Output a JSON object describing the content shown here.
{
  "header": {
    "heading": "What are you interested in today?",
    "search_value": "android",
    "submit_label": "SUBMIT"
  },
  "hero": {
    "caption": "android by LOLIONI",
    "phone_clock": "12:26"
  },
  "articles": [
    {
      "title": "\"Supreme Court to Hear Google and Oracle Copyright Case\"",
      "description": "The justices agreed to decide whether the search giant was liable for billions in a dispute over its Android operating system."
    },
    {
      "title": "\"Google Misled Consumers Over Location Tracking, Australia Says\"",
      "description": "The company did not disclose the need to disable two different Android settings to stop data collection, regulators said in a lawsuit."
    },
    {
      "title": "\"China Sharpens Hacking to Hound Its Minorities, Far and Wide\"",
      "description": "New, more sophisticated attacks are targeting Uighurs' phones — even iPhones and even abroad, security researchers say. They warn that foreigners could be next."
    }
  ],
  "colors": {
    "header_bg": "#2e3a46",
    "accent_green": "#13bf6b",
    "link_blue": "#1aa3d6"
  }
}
* * *
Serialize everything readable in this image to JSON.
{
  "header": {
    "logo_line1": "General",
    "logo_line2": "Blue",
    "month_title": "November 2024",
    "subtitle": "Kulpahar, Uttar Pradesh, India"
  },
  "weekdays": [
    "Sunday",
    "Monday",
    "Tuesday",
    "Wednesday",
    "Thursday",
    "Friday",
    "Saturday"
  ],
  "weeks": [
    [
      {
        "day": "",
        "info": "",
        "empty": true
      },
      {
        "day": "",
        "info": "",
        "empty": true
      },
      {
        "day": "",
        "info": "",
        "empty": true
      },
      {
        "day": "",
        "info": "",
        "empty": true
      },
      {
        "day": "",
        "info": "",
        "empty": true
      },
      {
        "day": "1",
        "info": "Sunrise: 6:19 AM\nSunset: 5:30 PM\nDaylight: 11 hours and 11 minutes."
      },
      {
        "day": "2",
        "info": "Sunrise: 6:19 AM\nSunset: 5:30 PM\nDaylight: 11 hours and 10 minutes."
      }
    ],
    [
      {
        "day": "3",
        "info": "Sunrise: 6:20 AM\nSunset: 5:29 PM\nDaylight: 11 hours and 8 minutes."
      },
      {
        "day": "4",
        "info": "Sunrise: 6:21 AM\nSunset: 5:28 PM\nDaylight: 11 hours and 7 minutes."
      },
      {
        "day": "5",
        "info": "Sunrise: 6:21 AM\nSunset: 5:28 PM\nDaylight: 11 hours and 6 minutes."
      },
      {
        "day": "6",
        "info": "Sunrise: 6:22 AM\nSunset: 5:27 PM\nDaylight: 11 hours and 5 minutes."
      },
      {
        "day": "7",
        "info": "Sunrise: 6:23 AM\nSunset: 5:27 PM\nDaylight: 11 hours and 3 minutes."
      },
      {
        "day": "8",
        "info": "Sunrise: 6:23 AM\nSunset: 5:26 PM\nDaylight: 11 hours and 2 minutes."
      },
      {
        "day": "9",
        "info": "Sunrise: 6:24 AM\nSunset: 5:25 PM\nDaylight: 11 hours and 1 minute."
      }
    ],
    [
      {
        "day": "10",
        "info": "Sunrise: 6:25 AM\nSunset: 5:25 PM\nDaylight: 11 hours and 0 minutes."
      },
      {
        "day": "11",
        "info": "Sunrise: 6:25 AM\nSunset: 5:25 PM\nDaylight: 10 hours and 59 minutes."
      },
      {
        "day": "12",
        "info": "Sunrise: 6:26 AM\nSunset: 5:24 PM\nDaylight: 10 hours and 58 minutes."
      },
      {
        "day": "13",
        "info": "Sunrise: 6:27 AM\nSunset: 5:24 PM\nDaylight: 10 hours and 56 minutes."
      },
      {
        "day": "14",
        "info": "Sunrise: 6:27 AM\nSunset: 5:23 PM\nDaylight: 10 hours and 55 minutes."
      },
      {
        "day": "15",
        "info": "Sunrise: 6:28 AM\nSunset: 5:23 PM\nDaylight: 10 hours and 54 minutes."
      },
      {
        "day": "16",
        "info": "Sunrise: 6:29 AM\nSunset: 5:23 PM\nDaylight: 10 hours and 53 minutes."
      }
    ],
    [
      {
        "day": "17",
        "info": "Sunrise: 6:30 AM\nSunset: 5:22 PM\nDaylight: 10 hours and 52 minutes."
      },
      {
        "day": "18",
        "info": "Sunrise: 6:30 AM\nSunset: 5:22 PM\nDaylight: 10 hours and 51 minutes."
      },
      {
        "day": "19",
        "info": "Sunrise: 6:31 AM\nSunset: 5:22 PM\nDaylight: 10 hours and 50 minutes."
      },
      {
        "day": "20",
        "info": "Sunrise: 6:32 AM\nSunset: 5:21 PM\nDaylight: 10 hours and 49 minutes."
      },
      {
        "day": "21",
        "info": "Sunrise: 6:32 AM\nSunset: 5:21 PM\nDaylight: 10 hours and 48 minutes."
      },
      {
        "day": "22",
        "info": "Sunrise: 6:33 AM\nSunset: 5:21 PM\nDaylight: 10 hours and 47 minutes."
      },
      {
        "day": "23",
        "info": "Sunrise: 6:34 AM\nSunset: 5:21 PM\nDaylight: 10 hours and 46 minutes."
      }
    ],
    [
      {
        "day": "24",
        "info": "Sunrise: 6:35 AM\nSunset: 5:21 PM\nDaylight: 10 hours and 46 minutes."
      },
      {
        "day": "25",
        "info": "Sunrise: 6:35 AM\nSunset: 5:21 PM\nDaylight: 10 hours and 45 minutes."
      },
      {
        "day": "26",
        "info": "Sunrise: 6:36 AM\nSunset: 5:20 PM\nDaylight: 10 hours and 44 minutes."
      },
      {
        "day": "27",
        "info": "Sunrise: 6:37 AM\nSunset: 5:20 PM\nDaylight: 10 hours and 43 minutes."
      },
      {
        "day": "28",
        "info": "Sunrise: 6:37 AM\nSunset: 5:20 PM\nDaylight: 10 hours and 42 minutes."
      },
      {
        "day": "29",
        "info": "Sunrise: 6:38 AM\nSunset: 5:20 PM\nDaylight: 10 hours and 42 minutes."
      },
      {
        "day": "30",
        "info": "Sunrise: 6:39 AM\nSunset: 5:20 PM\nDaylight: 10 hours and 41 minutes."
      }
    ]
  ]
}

§ Required task
Only the number should be given: how many lines of the data contain the word "description"?

§ Task solution
3